Какими же способами в живых организмах достигается такая надежность системы, которая существенно превосходит надежность составляющих ее элементов? Как математическая проблема этот вопрос впервые был рассмотрен Дж. Нейманом. Изучая сети, составленные из элементов, каждый из которых может с некоторой вероятностью «не сработать», он показал, что вероятность «несрабатывания» такой сети в целом можно, при соответствующей оранизации ее работы, сделать сколь угодно малой. Например, если имеется достаточно большой запас ненадежных выключателей, каждый из которых с некоторой вероятностью ε* не замыкает сеть в положении «включено» и с той же вероятностью не размыкает ее в положении «выключено», то из них можно собрать схему, которая будет работать как выключатель, имеющий сколь угодно малую вероятность ошибки.

* (При этом следует полагать, что ε<½, так как если ε>½, то это просто означает, что положения «включено» и «выключено» нужно поменять местами, а при ε=½ изменение положения выключателя вообще не играет никакой роли и из таких выключателей ничего разумного собрать нельзя)

В такого рода схемах надежность достигается применением процедуры, аналогичной «принятию решения большинством голосов». При этом, однако, увеличение надежности достигается за счет возрастания числа элементов, составляющих сеть. По-видимому, нет достаточных оснований считать, что принципы, найденные Дж. Нейманом для построения надежных схем из ненадежных элементов,- единственные, с помощью которых может быть решена задача обеспечения надежности, и что именно так она решается в живых системах. Таким образом, вопрос о тех общих принципах, которые обеспечивают надежность живых систем, еще далеко не решен.

#### ЗАДАНИЕ:
Воспроизведите дословно весь текст о надежности живых систем.

#### ЗАПИСИ:
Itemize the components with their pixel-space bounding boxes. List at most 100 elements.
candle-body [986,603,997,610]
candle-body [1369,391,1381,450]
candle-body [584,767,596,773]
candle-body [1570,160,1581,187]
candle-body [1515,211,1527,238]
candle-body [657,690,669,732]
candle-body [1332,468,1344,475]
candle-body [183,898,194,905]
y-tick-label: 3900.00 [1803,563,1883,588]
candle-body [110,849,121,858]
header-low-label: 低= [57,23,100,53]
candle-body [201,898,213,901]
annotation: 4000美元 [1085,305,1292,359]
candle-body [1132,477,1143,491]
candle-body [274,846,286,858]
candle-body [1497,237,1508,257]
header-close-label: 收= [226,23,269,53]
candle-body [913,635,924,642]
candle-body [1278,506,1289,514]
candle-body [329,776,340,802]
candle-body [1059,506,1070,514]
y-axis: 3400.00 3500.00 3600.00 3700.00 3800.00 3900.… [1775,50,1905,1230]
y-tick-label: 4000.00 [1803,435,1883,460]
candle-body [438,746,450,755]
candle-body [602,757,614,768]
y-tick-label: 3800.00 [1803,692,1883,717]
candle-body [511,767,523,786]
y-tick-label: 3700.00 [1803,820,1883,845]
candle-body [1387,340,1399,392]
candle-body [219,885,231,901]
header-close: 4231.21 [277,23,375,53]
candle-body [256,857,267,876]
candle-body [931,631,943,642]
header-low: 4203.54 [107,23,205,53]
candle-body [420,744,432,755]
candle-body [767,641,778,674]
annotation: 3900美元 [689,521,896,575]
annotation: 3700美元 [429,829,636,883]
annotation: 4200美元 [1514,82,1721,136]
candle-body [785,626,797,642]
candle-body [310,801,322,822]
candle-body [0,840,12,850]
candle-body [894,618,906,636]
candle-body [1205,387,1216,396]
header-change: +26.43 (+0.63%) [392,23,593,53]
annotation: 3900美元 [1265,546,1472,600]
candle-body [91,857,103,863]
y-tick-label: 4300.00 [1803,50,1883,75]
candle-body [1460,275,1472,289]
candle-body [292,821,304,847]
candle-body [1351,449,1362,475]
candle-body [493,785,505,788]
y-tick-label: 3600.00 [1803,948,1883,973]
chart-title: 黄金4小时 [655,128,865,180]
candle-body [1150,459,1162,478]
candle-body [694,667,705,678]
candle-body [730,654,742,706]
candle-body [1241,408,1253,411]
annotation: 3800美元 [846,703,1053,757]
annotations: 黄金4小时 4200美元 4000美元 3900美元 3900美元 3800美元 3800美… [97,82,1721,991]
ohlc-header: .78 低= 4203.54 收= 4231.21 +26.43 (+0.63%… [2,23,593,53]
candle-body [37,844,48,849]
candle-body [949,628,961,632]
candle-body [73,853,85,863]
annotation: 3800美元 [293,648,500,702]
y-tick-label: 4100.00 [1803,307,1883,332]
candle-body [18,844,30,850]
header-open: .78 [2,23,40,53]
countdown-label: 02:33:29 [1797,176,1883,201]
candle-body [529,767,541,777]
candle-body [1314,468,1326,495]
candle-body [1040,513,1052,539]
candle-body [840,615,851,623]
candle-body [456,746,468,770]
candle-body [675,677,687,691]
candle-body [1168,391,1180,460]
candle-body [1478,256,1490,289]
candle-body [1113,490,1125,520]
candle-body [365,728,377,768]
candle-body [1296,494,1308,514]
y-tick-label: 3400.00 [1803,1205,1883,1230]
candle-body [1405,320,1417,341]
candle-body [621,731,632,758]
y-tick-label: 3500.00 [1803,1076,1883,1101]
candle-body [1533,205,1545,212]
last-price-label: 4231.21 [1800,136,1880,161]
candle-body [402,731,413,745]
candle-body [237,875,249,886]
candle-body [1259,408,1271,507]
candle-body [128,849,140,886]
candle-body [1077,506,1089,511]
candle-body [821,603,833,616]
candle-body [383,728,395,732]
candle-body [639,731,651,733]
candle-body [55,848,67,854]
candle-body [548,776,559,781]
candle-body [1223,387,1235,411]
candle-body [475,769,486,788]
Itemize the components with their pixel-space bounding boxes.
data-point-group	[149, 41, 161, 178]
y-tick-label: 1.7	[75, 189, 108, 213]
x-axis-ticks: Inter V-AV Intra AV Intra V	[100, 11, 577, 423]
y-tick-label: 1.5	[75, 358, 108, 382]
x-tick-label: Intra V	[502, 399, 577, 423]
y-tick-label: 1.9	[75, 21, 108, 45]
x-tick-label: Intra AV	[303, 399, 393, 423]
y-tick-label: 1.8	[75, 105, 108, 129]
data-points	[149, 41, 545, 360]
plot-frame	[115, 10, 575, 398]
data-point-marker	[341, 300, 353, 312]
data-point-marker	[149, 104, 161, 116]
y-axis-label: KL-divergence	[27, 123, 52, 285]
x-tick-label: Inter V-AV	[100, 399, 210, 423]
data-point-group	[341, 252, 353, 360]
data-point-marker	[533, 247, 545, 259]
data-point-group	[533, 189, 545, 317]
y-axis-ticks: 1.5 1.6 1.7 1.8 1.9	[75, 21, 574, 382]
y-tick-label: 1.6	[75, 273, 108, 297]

#### ОЖИДАЕМЫЙ ОТВЕТ:
Какими же способами в живых организмах достигается такая надежность системы, которая существенно превосходит надежность составляющих ее элементов? Как математическая проблема этот вопрос впервые был рассмотрен Дж. Нейманом. Изучая сети, составленные из элементов, каждый из которых может с некоторой вероятностью «не сработать», он показал, что вероятность «несрабатывания» такой сети в целом можно, при соответствующей оранизации ее работы, сделать сколь угодно малой. Например, если имеется достаточно большой запас ненадежных выключателей, каждый из которых с некоторой вероятностью ε* не замыкает сеть в положении «включено» и с той же вероятностью не размыкает ее в положении «выключено», то из них можно собрать схему, которая будет работать как выключатель, имеющий сколь угодно малую вероятность ошибки.

* (При этом следует полагать, что ε<½, так как если ε>½, то это просто означает, что положения «включено» и «выключено» нужно поменять местами, а при ε=½ изменение положения выключателя вообще не играет никакой роли и из таких выключателей ничего разумного собрать нельзя)

В такого рода схемах надежность достигается применением процедуры, аналогичной «принятию решения большинством голосов». При этом, однако, увеличение надежности достигается за счет возрастания числа элементов, составляющих сеть. По-видимому, нет достаточных оснований считать, что принципы, найденные Дж. Нейманом для построения надежных схем из ненадежных элементов,- единственные, с помощью которых может быть решена задача обеспечения надежности, и что именно так она решается в живых системах. Таким образом, вопрос о тех общих принципах, которые обеспечивают надежность живых систем, еще далеко не решен.